Exercise goal —
Only the lines holding the string "Small" are needed; copy each of them from the data.

Data entries:
-- -- --

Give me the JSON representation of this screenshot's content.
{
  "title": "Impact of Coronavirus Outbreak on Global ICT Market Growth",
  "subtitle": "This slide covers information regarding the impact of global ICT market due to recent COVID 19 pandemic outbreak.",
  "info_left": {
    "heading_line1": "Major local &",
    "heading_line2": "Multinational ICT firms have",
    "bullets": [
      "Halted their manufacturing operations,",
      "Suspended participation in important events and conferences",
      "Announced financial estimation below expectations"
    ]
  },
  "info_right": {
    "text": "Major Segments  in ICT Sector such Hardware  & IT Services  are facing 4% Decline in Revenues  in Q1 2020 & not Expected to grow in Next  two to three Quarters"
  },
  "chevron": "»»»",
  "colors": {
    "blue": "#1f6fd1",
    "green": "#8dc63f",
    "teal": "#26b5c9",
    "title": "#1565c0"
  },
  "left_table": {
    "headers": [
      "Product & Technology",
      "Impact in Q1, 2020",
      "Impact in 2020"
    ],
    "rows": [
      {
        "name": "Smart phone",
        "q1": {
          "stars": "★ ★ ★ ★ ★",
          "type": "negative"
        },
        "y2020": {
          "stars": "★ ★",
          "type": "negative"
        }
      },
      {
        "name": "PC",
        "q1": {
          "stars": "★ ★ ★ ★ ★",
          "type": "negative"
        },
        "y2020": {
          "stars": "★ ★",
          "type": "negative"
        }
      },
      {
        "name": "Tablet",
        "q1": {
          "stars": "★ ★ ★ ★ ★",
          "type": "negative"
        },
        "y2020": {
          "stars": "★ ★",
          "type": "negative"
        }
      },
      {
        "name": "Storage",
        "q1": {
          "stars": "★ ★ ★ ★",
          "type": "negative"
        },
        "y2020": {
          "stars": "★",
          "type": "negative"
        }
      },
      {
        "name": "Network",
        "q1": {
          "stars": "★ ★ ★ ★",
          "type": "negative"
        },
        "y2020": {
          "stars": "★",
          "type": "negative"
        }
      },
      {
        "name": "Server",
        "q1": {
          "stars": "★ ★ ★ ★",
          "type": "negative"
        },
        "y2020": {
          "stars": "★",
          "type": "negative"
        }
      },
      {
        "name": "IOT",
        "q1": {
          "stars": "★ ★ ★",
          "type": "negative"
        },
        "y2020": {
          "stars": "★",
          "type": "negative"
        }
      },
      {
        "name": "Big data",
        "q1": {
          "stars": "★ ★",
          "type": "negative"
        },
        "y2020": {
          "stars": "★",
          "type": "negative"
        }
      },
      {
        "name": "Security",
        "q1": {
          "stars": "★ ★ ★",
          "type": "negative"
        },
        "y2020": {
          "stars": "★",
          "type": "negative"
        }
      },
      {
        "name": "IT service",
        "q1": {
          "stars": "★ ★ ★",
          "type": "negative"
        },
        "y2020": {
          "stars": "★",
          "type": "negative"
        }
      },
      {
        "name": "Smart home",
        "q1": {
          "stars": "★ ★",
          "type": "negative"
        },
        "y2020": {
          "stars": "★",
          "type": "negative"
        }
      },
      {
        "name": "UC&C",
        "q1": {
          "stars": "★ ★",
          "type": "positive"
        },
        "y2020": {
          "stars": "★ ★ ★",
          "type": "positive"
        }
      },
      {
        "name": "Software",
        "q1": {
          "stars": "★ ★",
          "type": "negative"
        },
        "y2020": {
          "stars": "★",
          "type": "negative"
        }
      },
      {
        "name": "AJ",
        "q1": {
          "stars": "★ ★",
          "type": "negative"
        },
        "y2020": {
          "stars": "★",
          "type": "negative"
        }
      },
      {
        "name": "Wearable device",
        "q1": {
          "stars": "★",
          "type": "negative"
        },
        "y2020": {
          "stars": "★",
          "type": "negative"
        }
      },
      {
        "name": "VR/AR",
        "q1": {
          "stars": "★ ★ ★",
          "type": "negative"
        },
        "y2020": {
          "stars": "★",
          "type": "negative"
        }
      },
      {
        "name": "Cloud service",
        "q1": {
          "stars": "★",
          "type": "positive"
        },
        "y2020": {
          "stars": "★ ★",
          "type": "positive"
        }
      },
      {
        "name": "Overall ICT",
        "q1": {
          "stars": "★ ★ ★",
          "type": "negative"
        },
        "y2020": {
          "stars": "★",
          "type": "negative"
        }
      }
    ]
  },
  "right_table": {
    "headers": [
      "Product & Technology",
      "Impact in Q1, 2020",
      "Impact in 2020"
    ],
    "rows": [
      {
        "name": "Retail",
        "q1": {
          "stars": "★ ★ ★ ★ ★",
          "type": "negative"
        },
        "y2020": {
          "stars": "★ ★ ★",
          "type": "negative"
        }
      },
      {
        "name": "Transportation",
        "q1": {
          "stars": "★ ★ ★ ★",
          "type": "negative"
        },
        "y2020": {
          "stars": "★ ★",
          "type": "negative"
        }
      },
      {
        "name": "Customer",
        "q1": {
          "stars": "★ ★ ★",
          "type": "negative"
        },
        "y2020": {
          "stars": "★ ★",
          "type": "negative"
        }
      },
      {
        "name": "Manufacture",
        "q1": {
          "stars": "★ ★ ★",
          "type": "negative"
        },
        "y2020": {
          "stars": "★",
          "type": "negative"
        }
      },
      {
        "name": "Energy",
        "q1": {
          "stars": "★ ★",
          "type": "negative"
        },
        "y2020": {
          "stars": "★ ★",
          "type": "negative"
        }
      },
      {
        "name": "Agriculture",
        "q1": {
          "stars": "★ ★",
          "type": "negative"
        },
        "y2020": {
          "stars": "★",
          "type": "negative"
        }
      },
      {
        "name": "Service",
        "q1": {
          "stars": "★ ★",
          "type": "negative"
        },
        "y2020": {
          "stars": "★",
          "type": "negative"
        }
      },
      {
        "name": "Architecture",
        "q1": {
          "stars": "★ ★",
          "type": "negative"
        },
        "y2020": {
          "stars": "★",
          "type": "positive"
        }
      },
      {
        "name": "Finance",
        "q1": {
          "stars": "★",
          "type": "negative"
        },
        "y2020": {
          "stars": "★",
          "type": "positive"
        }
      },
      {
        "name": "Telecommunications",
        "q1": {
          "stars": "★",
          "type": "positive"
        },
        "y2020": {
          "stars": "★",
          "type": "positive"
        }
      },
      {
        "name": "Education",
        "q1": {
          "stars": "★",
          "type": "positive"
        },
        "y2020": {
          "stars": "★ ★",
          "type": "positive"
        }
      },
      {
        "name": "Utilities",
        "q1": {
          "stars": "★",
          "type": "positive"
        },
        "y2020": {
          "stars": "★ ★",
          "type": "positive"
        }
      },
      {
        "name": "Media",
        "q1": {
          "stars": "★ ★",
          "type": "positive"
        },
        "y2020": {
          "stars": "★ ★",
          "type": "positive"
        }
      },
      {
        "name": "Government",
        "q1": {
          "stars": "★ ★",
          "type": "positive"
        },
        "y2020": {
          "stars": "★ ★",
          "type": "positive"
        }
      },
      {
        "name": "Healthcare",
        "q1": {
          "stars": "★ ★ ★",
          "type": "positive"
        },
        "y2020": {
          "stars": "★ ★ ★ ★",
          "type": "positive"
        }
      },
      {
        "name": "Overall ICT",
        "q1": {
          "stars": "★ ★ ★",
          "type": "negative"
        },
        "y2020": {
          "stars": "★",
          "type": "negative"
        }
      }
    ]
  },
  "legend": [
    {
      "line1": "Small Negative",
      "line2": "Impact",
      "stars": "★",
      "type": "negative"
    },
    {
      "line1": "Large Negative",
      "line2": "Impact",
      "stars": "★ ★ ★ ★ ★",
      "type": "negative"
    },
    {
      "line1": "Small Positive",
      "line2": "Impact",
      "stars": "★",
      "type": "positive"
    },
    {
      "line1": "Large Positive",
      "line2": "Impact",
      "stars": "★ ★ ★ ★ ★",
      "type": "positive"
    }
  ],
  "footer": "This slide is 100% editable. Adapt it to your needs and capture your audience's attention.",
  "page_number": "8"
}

-- -- --

Written response —
      "line1": "Small Negative",
      "line1": "Small Positive",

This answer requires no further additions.